■ **Given exercise**:
Make an exact copy of all the material below, apart from the pictures.

■ **Extracted data**:
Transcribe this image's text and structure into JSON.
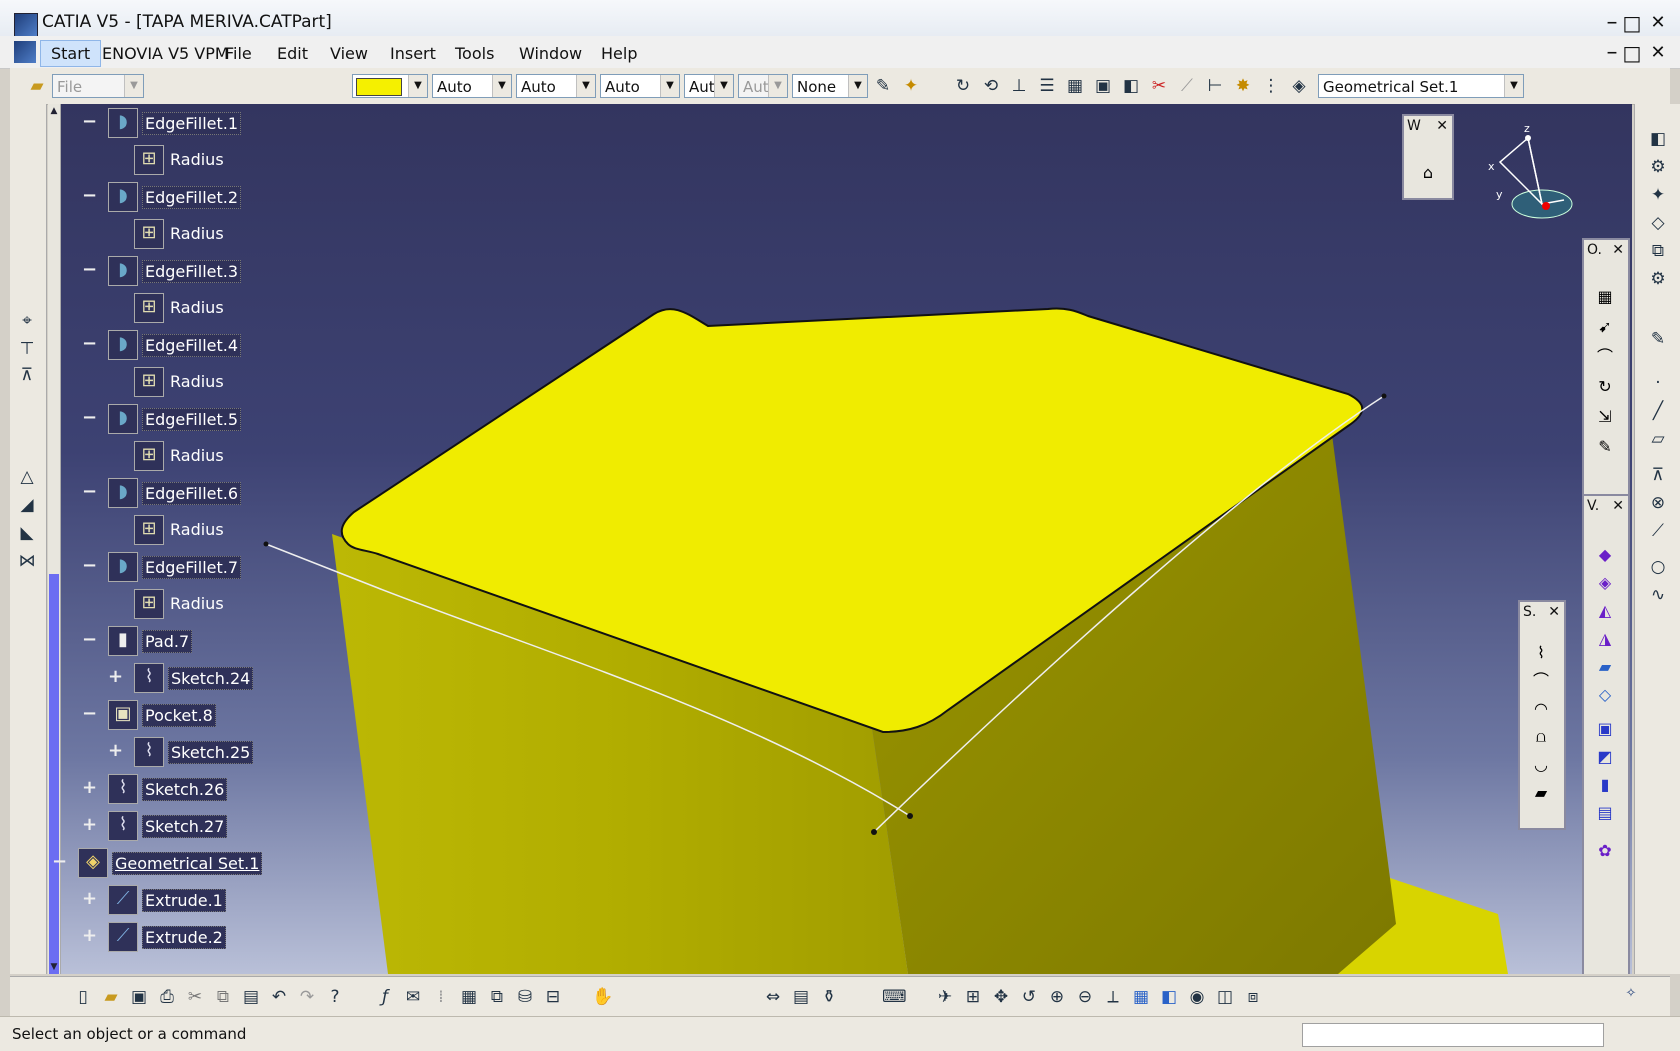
{
  "window": {
    "title": "CATIA V5 - [TAPA MERIVA.CATPart]",
    "minimize_glyph": "–",
    "restore_glyph": "□",
    "close_glyph": "✕"
  },
  "menubar": {
    "items": [
      "Start",
      "ENOVIA V5 VPM",
      "File",
      "Edit",
      "View",
      "Insert",
      "Tools",
      "Window",
      "Help"
    ]
  },
  "toolbar_top": {
    "file_combo": "File",
    "color_value": "#f5f000",
    "line_type": "Auto",
    "line_weight": "Auto",
    "point_style": "Auto",
    "layer_aut_1": "Aut",
    "layer_aut_2": "Aut",
    "render_style": "None",
    "current_set": "Geometrical Set.1"
  },
  "tree": {
    "nodes": [
      {
        "label": "EdgeFillet.1",
        "level": 1,
        "icon": "edge-fillet-icon"
      },
      {
        "label": "Radius",
        "level": 2,
        "icon": "parameter-icon"
      },
      {
        "label": "EdgeFillet.2",
        "level": 1,
        "icon": "edge-fillet-icon"
      },
      {
        "label": "Radius",
        "level": 2,
        "icon": "parameter-icon"
      },
      {
        "label": "EdgeFillet.3",
        "level": 1,
        "icon": "edge-fillet-icon"
      },
      {
        "label": "Radius",
        "level": 2,
        "icon": "parameter-icon"
      },
      {
        "label": "EdgeFillet.4",
        "level": 1,
        "icon": "edge-fillet-icon"
      },
      {
        "label": "Radius",
        "level": 2,
        "icon": "parameter-icon"
      },
      {
        "label": "EdgeFillet.5",
        "level": 1,
        "icon": "edge-fillet-icon"
      },
      {
        "label": "Radius",
        "level": 2,
        "icon": "parameter-icon"
      },
      {
        "label": "EdgeFillet.6",
        "level": 1,
        "icon": "edge-fillet-icon"
      },
      {
        "label": "Radius",
        "level": 2,
        "icon": "parameter-icon"
      },
      {
        "label": "EdgeFillet.7",
        "level": 1,
        "icon": "edge-fillet-icon"
      },
      {
        "label": "Radius",
        "level": 2,
        "icon": "parameter-icon"
      },
      {
        "label": "Pad.7",
        "level": 1,
        "icon": "pad-icon"
      },
      {
        "label": "Sketch.24",
        "level": 2,
        "icon": "sketch-icon"
      },
      {
        "label": "Pocket.8",
        "level": 1,
        "icon": "pocket-icon"
      },
      {
        "label": "Sketch.25",
        "level": 2,
        "icon": "sketch-icon"
      },
      {
        "label": "Sketch.26",
        "level": 1,
        "icon": "sketch-icon"
      },
      {
        "label": "Sketch.27",
        "level": 1,
        "icon": "sketch-icon"
      },
      {
        "label": "Geometrical Set.1",
        "level": 0,
        "icon": "geometrical-set-icon"
      },
      {
        "label": "Extrude.1",
        "level": 1,
        "icon": "extrude-icon"
      },
      {
        "label": "Extrude.2",
        "level": 1,
        "icon": "extrude-icon"
      }
    ]
  },
  "floating_toolbars": {
    "w": {
      "title": "W",
      "close": "✕"
    },
    "o": {
      "title": "O.",
      "close": "✕"
    },
    "v": {
      "title": "V.",
      "close": "✕"
    },
    "s": {
      "title": "S.",
      "close": "✕"
    }
  },
  "compass": {
    "x": "x",
    "y": "y",
    "z": "z"
  },
  "statusbar": {
    "message": "Select an object or a command"
  },
  "colors": {
    "part_yellow": "#f0ec00",
    "viewport_top": "#33355f",
    "viewport_bottom": "#b9c0d8"
  }
}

■ **Exercise answer**:
Transcribe this image's text and structure into JSON.
{
  "window": {
    "title": "CATIA V5 - [TAPA MERIVA.CATPart]",
    "minimize_glyph": "–",
    "restore_glyph": "□",
    "close_glyph": "✕"
  },
  "menubar": {
    "items": [
      "Start",
      "ENOVIA V5 VPM",
      "File",
      "Edit",
      "View",
      "Insert",
      "Tools",
      "Window",
      "Help"
    ]
  },
  "toolbar_top": {
    "file_combo": "File",
    "color_value": "#f5f000",
    "line_type": "Auto",
    "line_weight": "Auto",
    "point_style": "Auto",
    "layer_aut_1": "Aut",
    "layer_aut_2": "Aut",
    "render_style": "None",
    "current_set": "Geometrical Set.1"
  },
  "tree": {
    "nodes": [
      {
        "label": "EdgeFillet.1",
        "level": 1,
        "icon": "edge-fillet-icon"
      },
      {
        "label": "Radius",
        "level": 2,
        "icon": "parameter-icon"
      },
      {
        "label": "EdgeFillet.2",
        "level": 1,
        "icon": "edge-fillet-icon"
      },
      {
        "label": "Radius",
        "level": 2,
        "icon": "parameter-icon"
      },
      {
        "label": "EdgeFillet.3",
        "level": 1,
        "icon": "edge-fillet-icon"
      },
      {
        "label": "Radius",
        "level": 2,
        "icon": "parameter-icon"
      },
      {
        "label": "EdgeFillet.4",
        "level": 1,
        "icon": "edge-fillet-icon"
      },
      {
        "label": "Radius",
        "level": 2,
        "icon": "parameter-icon"
      },
      {
        "label": "EdgeFillet.5",
        "level": 1,
        "icon": "edge-fillet-icon"
      },
      {
        "label": "Radius",
        "level": 2,
        "icon": "parameter-icon"
      },
      {
        "label": "EdgeFillet.6",
        "level": 1,
        "icon": "edge-fillet-icon"
      },
      {
        "label": "Radius",
        "level": 2,
        "icon": "parameter-icon"
      },
      {
        "label": "EdgeFillet.7",
        "level": 1,
        "icon": "edge-fillet-icon"
      },
      {
        "label": "Radius",
        "level": 2,
        "icon": "parameter-icon"
      },
      {
        "label": "Pad.7",
        "level": 1,
        "icon": "pad-icon"
      },
      {
        "label": "Sketch.24",
        "level": 2,
        "icon": "sketch-icon"
      },
      {
        "label": "Pocket.8",
        "level": 1,
        "icon": "pocket-icon"
      },
      {
        "label": "Sketch.25",
        "level": 2,
        "icon": "sketch-icon"
      },
      {
        "label": "Sketch.26",
        "level": 1,
        "icon": "sketch-icon"
      },
      {
        "label": "Sketch.27",
        "level": 1,
        "icon": "sketch-icon"
      },
      {
        "label": "Geometrical Set.1",
        "level": 0,
        "icon": "geometrical-set-icon"
      },
      {
        "label": "Extrude.1",
        "level": 1,
        "icon": "extrude-icon"
      },
      {
        "label": "Extrude.2",
        "level": 1,
        "icon": "extrude-icon"
      }
    ]
  },
  "floating_toolbars": {
    "w": {
      "title": "W",
      "close": "✕"
    },
    "o": {
      "title": "O.",
      "close": "✕"
    },
    "v": {
      "title": "V.",
      "close": "✕"
    },
    "s": {
      "title": "S.",
      "close": "✕"
    }
  },
  "compass": {
    "x": "x",
    "y": "y",
    "z": "z"
  },
  "statusbar": {
    "message": "Select an object or a command"
  },
  "colors": {
    "part_yellow": "#f0ec00",
    "viewport_top": "#33355f",
    "viewport_bottom": "#b9c0d8"
  }
}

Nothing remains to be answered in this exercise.